Stored dataset items:
■ ■ ■ ■ ■ ■ ■
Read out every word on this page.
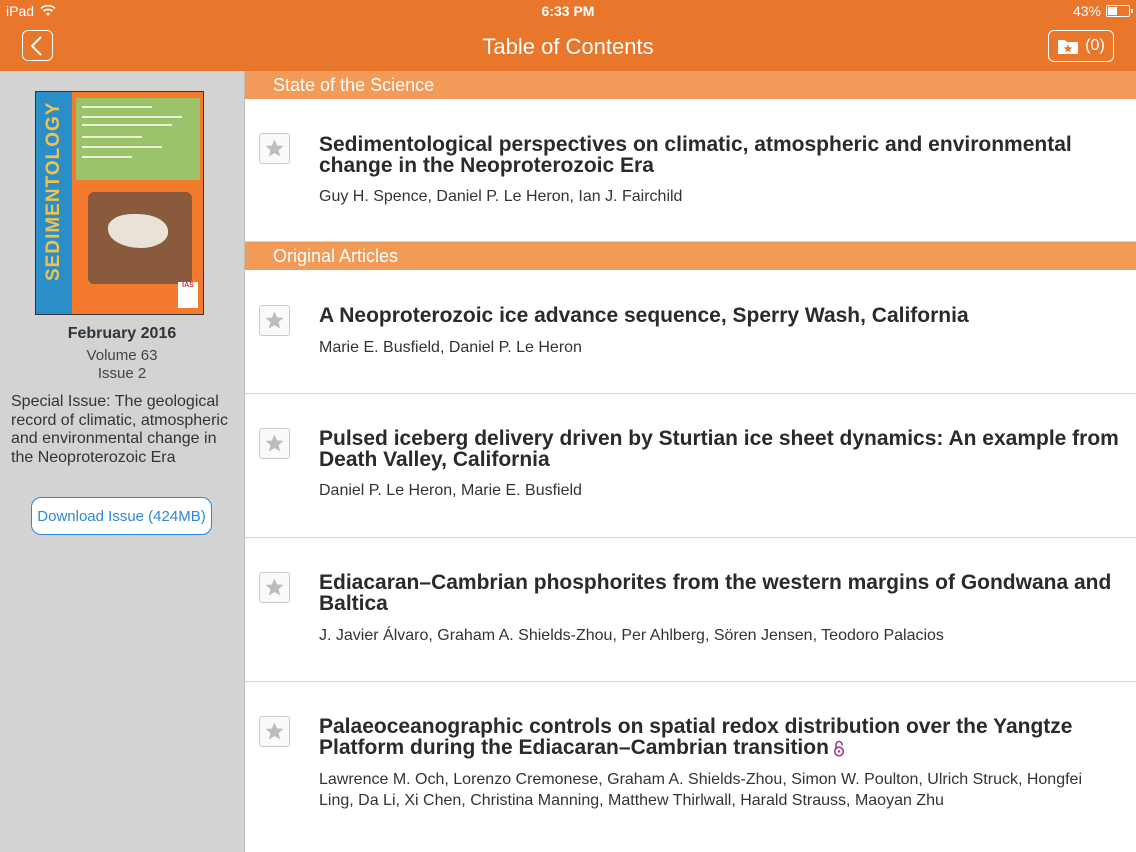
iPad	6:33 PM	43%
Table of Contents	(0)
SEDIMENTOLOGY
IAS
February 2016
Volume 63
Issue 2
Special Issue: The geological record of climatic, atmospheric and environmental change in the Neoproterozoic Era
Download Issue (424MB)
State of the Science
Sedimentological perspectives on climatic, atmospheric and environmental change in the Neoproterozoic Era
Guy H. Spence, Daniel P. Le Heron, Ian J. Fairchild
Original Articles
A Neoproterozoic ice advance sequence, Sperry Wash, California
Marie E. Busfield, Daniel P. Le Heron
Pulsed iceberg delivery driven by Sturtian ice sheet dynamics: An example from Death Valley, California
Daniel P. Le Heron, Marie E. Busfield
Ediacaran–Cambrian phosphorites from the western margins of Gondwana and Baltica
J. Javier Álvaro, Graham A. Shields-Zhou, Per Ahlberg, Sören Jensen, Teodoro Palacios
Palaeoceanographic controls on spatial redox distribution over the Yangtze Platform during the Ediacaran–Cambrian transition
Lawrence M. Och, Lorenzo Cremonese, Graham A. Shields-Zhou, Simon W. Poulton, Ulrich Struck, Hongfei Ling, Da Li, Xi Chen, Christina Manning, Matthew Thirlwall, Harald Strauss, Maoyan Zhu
■ ■ ■ ■ ■ ■ ■
WORK REQUIRED — State how many lines include the string "Busfield", and nothing more.

ANSWER TO THE EXERCISE — 2